— start Extracted information —
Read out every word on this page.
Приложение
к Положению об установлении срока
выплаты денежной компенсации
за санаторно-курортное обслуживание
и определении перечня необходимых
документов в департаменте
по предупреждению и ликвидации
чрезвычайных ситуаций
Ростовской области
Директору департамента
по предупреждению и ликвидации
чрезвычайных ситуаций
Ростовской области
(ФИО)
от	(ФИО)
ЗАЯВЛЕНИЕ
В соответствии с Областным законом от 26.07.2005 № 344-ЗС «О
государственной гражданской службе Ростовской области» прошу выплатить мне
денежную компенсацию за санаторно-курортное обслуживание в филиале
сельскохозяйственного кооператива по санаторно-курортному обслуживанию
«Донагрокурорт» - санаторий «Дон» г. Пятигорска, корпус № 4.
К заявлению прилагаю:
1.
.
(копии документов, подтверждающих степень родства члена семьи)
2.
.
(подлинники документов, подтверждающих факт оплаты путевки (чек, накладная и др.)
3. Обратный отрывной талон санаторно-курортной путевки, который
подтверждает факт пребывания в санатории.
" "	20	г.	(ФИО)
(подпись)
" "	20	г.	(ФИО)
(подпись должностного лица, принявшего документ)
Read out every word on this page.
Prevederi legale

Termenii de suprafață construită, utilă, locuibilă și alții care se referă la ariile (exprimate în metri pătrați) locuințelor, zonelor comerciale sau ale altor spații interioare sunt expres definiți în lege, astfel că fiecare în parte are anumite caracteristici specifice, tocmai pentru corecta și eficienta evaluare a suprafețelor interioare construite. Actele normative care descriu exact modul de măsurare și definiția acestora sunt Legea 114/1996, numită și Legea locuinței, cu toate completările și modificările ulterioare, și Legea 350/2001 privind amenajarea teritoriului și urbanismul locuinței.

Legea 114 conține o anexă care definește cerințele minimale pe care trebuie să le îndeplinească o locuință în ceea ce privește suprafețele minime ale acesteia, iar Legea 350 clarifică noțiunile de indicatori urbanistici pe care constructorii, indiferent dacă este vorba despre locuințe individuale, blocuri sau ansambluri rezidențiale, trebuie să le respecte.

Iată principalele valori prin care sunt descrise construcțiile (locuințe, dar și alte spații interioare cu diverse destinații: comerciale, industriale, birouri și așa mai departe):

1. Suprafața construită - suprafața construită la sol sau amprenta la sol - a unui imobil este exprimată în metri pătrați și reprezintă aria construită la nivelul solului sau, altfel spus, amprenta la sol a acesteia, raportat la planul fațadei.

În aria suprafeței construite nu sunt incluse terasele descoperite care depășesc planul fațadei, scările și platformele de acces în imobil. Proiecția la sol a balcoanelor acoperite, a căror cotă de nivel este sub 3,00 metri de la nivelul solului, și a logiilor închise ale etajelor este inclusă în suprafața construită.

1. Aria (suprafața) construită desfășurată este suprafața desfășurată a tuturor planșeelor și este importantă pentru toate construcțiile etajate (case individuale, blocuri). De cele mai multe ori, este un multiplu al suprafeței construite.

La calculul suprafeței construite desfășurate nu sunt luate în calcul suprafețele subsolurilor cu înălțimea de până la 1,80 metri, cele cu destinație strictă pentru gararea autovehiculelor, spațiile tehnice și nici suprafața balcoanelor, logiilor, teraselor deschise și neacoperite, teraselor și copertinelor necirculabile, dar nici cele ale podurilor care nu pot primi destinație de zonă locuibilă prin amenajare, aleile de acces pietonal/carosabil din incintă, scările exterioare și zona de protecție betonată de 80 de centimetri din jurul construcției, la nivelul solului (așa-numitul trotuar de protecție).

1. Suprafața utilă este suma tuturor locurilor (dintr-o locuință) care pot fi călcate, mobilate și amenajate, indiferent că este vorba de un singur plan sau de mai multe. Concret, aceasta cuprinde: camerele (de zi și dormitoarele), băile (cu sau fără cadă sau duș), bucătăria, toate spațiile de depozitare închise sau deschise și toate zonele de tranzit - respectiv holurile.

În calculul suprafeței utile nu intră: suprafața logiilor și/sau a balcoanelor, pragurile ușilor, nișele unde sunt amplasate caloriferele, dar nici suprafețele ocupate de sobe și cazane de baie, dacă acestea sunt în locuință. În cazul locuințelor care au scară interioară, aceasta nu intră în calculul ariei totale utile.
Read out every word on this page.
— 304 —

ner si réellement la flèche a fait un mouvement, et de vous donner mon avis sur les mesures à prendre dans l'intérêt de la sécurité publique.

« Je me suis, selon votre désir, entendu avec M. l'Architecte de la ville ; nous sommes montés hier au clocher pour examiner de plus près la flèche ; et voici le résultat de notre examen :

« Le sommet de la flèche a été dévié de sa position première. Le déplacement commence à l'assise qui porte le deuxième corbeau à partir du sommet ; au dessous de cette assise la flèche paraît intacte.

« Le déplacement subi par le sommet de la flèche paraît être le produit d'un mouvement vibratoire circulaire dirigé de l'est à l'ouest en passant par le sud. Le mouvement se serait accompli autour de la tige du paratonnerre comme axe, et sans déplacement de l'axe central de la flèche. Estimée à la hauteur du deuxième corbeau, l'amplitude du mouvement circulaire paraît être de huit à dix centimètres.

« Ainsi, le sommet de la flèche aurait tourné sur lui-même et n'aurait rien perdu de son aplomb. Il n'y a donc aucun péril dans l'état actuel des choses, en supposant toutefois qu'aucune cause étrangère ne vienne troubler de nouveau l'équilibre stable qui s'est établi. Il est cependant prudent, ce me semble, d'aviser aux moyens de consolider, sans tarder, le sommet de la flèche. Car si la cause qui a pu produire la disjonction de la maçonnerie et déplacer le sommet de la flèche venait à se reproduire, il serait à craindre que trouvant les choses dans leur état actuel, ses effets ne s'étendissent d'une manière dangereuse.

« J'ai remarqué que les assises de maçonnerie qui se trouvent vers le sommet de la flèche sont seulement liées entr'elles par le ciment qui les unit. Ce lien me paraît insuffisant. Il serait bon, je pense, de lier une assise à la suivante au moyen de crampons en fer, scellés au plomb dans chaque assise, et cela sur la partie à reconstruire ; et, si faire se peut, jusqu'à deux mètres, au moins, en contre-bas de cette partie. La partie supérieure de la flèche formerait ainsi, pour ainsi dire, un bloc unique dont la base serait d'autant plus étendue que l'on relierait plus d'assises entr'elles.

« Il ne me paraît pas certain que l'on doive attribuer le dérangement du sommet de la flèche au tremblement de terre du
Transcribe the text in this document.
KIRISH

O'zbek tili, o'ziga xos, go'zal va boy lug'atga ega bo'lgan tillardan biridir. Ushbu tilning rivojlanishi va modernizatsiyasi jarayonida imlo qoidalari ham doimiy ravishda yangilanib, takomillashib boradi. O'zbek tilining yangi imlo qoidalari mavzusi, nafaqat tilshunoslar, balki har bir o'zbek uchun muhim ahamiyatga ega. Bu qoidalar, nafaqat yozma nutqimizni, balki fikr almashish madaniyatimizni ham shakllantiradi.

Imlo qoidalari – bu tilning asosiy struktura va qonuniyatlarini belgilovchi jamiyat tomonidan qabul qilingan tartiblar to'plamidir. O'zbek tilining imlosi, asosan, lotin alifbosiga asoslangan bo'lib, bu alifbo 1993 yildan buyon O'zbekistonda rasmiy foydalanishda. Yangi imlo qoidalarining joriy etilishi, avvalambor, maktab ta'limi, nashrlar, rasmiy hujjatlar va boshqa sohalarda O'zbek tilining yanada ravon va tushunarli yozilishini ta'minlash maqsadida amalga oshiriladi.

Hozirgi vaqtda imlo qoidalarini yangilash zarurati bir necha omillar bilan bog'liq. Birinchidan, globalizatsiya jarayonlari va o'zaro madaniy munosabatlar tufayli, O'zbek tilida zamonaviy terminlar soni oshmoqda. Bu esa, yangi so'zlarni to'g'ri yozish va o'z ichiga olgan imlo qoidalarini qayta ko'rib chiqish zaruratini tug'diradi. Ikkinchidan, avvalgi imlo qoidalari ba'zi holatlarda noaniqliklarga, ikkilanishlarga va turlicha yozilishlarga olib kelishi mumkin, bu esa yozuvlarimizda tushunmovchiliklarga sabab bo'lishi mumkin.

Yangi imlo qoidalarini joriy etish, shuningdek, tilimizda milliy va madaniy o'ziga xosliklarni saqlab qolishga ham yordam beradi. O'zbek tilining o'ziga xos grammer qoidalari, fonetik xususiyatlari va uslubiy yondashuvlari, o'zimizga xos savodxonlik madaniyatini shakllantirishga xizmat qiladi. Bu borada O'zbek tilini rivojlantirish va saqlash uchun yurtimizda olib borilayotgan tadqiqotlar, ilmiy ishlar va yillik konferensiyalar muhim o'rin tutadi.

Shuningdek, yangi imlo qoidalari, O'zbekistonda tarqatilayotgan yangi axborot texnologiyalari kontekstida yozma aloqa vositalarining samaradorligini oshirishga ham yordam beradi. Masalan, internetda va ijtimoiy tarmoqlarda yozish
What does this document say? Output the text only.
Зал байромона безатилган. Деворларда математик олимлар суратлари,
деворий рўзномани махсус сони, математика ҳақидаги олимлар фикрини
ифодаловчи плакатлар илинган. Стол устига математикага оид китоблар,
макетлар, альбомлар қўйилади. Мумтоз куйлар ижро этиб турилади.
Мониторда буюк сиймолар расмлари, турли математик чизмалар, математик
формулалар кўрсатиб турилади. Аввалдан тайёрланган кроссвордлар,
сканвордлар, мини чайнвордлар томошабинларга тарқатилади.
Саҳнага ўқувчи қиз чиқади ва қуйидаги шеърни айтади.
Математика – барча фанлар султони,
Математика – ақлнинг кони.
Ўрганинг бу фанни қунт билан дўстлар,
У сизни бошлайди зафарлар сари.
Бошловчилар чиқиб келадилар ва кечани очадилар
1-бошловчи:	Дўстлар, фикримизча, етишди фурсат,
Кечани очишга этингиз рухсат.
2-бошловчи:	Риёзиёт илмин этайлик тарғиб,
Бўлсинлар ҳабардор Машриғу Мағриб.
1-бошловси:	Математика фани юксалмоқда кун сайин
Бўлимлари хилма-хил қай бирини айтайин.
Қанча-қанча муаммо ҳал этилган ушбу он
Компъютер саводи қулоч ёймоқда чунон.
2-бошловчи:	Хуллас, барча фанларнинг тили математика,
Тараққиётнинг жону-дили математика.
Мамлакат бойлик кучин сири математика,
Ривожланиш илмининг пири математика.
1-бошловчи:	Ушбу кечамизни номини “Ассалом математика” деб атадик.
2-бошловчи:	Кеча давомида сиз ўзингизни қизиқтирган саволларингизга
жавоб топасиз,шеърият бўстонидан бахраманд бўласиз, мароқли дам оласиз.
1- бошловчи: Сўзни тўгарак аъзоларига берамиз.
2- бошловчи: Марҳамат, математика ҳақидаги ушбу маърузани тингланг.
— end Extracted information —
Show the lines that mention the word "zbekistonda".

Written reply:
Imlo qoidalari – bu tilning asosiy struktura va qonuniyatlarini belgilovchi jamiyat tomonidan qabul qilingan tartiblar to'plamidir. O'zbek tilining imlosi, asosan, lotin alifbosiga asoslangan bo'lib, bu alifbo 1993 yildan buyon O'zbekistonda rasmiy foydalanishda. Yangi imlo qoidalarining joriy etilishi, avvalambor, maktab ta'limi, nashrlar, rasmiy hujjatlar va boshqa sohalarda O'zbek tilining yanada ravon va tushunarli yozilishini ta'minlash maqsadida amalga oshiriladi.
Shuningdek, yangi imlo qoidalari, O'zbekistonda tarqatilayotgan yangi axborot texnologiyalari kontekstida yozma aloqa vositalarining samaradorligini oshirishga ham yordam beradi. Masalan, internetda va ijtimoiy tarmoqlarda yozish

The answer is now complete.